• **Document**:

= = =

Roller coaster at Adventureland

Monster is a Gerstlauer steel roller coaster at Adventureland in Altoona, Iowa. It opened to the public on June 4, 2016 as the first Infinity Coaster in the United States.

==History==
Monster was announced on Adventureland's Facebook page on July 8, 2015. It replaced the River Rapids Log Ride, a log flume which was removed due to maintenance issues. The park was looking for a suitable replacement for the ride.

On June 4, 2016, Monster opened to guests.

==Ride experience==
The ride, located in the center of the park, can be distinguished by its bright-green track. Monster features a vertical 133 ft lift hill and a first drop at a 101-degree angle. At the bottom of the hill the riders reach a top speed of 65 mph. The next element is a large overbanked turn, providing a significant amount of hangtime, after which the riders are redirected into a hill and then navigate the twisted drop that goes directly into a Finnish loop, before going into a dive loop that will take riders into an air time hill then an Immelmann loop. The car then goes into its only set of trim brakes, an overbanked turn and its final inversion, a corkscrew.

= = =

• **Information supplied**:

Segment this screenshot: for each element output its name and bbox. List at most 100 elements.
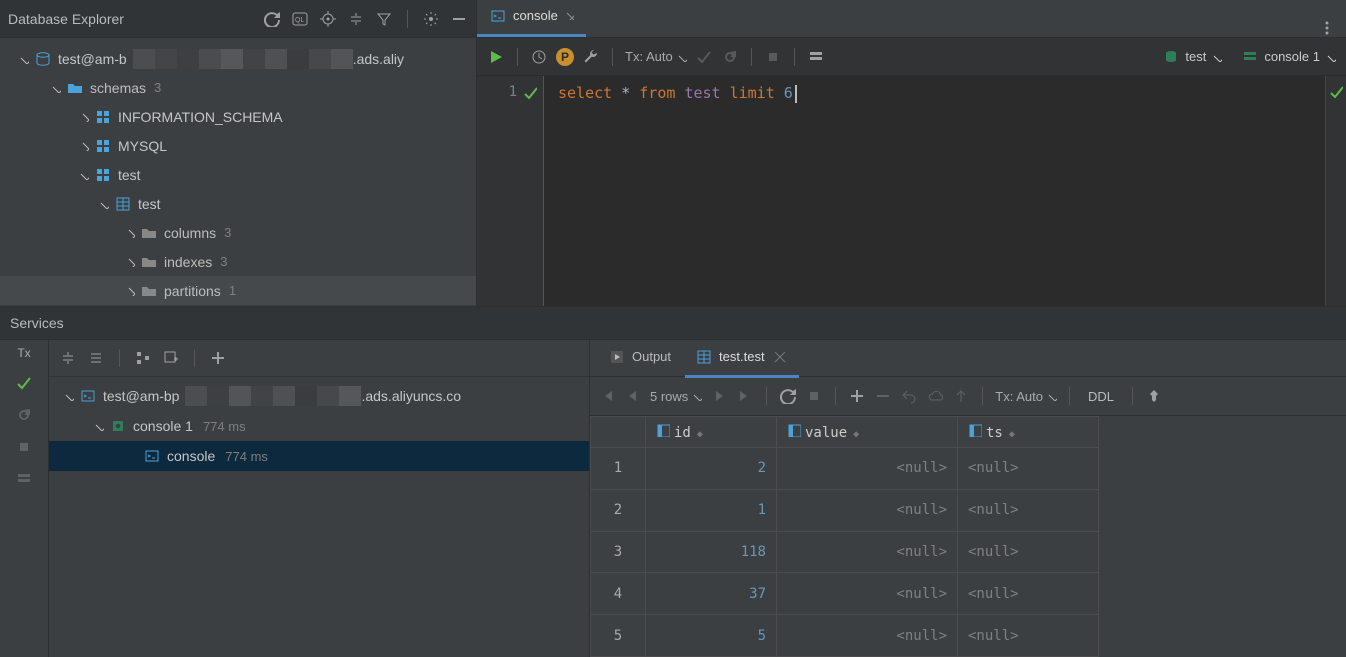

= = =

• **Exercise requirements**:
1. Which loops does the Monster roller coaster text name as part of the ride's layout?
2. Pick up the Monster roller coaster text after its last sentence and write what comes next.
The material comes from a different source than the roller coaster text.

• **Answers to the exercise**:
1. Finnish loop, dive loop, Immelmann loop

2.
== Characteristics ==
The ride features 2,500 ft of track, five inversions and takes roughly two minutes to complete. Monster features a nighttime LED display made up of 46 ground lights and 137 track-mounted fixtures provided by KCL Engineering. The Monster lighting system originator and designer, Mike Lambert, was recognized with (2) Illuminating Engineering Society (IES) Illumination Awards for Innovation in Design.